Data entries:
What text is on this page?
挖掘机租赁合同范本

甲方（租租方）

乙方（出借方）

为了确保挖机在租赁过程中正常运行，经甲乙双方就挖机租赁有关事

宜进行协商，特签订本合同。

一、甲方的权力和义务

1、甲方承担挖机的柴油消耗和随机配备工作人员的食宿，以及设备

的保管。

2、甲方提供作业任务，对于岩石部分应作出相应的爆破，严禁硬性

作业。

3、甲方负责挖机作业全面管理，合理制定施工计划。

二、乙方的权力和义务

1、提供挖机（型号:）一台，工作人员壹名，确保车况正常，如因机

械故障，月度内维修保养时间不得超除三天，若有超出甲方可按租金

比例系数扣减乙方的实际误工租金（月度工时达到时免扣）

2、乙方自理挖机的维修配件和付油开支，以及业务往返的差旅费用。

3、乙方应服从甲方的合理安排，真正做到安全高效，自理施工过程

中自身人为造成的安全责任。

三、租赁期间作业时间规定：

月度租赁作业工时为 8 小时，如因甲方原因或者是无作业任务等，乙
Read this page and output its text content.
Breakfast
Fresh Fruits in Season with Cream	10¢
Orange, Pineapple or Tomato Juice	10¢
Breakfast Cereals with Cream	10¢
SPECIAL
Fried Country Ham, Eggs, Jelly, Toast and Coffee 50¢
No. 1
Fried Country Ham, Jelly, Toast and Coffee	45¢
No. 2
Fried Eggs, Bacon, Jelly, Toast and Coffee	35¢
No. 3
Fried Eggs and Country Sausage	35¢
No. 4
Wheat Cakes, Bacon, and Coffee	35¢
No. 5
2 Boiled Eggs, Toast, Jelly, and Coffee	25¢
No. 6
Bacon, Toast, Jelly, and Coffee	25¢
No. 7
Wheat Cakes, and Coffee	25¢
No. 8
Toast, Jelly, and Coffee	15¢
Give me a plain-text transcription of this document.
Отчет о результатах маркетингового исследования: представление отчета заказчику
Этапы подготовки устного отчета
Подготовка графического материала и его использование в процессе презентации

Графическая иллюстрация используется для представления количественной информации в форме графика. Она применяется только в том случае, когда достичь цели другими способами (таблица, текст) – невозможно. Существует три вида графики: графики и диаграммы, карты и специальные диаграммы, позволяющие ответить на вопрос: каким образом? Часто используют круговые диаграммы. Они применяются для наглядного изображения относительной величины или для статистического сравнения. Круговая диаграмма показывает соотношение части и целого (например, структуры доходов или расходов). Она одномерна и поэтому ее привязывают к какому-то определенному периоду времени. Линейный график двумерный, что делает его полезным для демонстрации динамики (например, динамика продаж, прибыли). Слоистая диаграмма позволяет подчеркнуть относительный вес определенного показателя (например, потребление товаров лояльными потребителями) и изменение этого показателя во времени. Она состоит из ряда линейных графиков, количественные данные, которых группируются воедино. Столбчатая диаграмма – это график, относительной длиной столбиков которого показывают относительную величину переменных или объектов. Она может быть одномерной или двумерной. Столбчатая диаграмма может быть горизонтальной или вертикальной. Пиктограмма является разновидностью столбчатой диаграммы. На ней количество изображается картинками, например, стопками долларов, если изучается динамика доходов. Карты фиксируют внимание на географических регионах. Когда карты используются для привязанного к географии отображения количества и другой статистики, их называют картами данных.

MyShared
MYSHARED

SHORT TASK: Return the listing above in its exact form.

THE COMPLETED TASK:
What text is on this page?
挖掘机租赁合同范本

甲方（租租方）

乙方（出借方）

为了确保挖机在租赁过程中正常运行，经甲乙双方就挖机租赁有关事

宜进行协商，特签订本合同。

一、甲方的权力和义务

1、甲方承担挖机的柴油消耗和随机配备工作人员的食宿，以及设备

的保管。

2、甲方提供作业任务，对于岩石部分应作出相应的爆破，严禁硬性

作业。

3、甲方负责挖机作业全面管理，合理制定施工计划。

二、乙方的权力和义务

1、提供挖机（型号:）一台，工作人员壹名，确保车况正常，如因机

械故障，月度内维修保养时间不得超除三天，若有超出甲方可按租金

比例系数扣减乙方的实际误工租金（月度工时达到时免扣）

2、乙方自理挖机的维修配件和付油开支，以及业务往返的差旅费用。

3、乙方应服从甲方的合理安排，真正做到安全高效，自理施工过程

中自身人为造成的安全责任。

三、租赁期间作业时间规定：

月度租赁作业工时为 8 小时，如因甲方原因或者是无作业任务等，乙
Read this page and output its text content.
Breakfast
Fresh Fruits in Season with Cream	10¢
Orange, Pineapple or Tomato Juice	10¢
Breakfast Cereals with Cream	10¢
SPECIAL
Fried Country Ham, Eggs, Jelly, Toast and Coffee 50¢
No. 1
Fried Country Ham, Jelly, Toast and Coffee	45¢
No. 2
Fried Eggs, Bacon, Jelly, Toast and Coffee	35¢
No. 3
Fried Eggs and Country Sausage	35¢
No. 4
Wheat Cakes, Bacon, and Coffee	35¢
No. 5
2 Boiled Eggs, Toast, Jelly, and Coffee	25¢
No. 6
Bacon, Toast, Jelly, and Coffee	25¢
No. 7
Wheat Cakes, and Coffee	25¢
No. 8
Toast, Jelly, and Coffee	15¢
Give me a plain-text transcription of this document.
Отчет о результатах маркетингового исследования: представление отчета заказчику
Этапы подготовки устного отчета
Подготовка графического материала и его использование в процессе презентации

Графическая иллюстрация используется для представления количественной информации в форме графика. Она применяется только в том случае, когда достичь цели другими способами (таблица, текст) – невозможно. Существует три вида графики: графики и диаграммы, карты и специальные диаграммы, позволяющие ответить на вопрос: каким образом? Часто используют круговые диаграммы. Они применяются для наглядного изображения относительной величины или для статистического сравнения. Круговая диаграмма показывает соотношение части и целого (например, структуры доходов или расходов). Она одномерна и поэтому ее привязывают к какому-то определенному периоду времени. Линейный график двумерный, что делает его полезным для демонстрации динамики (например, динамика продаж, прибыли). Слоистая диаграмма позволяет подчеркнуть относительный вес определенного показателя (например, потребление товаров лояльными потребителями) и изменение этого показателя во времени. Она состоит из ряда линейных графиков, количественные данные, которых группируются воедино. Столбчатая диаграмма – это график, относительной длиной столбиков которого показывают относительную величину переменных или объектов. Она может быть одномерной или двумерной. Столбчатая диаграмма может быть горизонтальной или вертикальной. Пиктограмма является разновидностью столбчатой диаграммы. На ней количество изображается картинками, например, стопками долларов, если изучается динамика доходов. Карты фиксируют внимание на географических регионах. Когда карты используются для привязанного к географии отображения количества и другой статистики, их называют картами данных.

MyShared
MYSHARED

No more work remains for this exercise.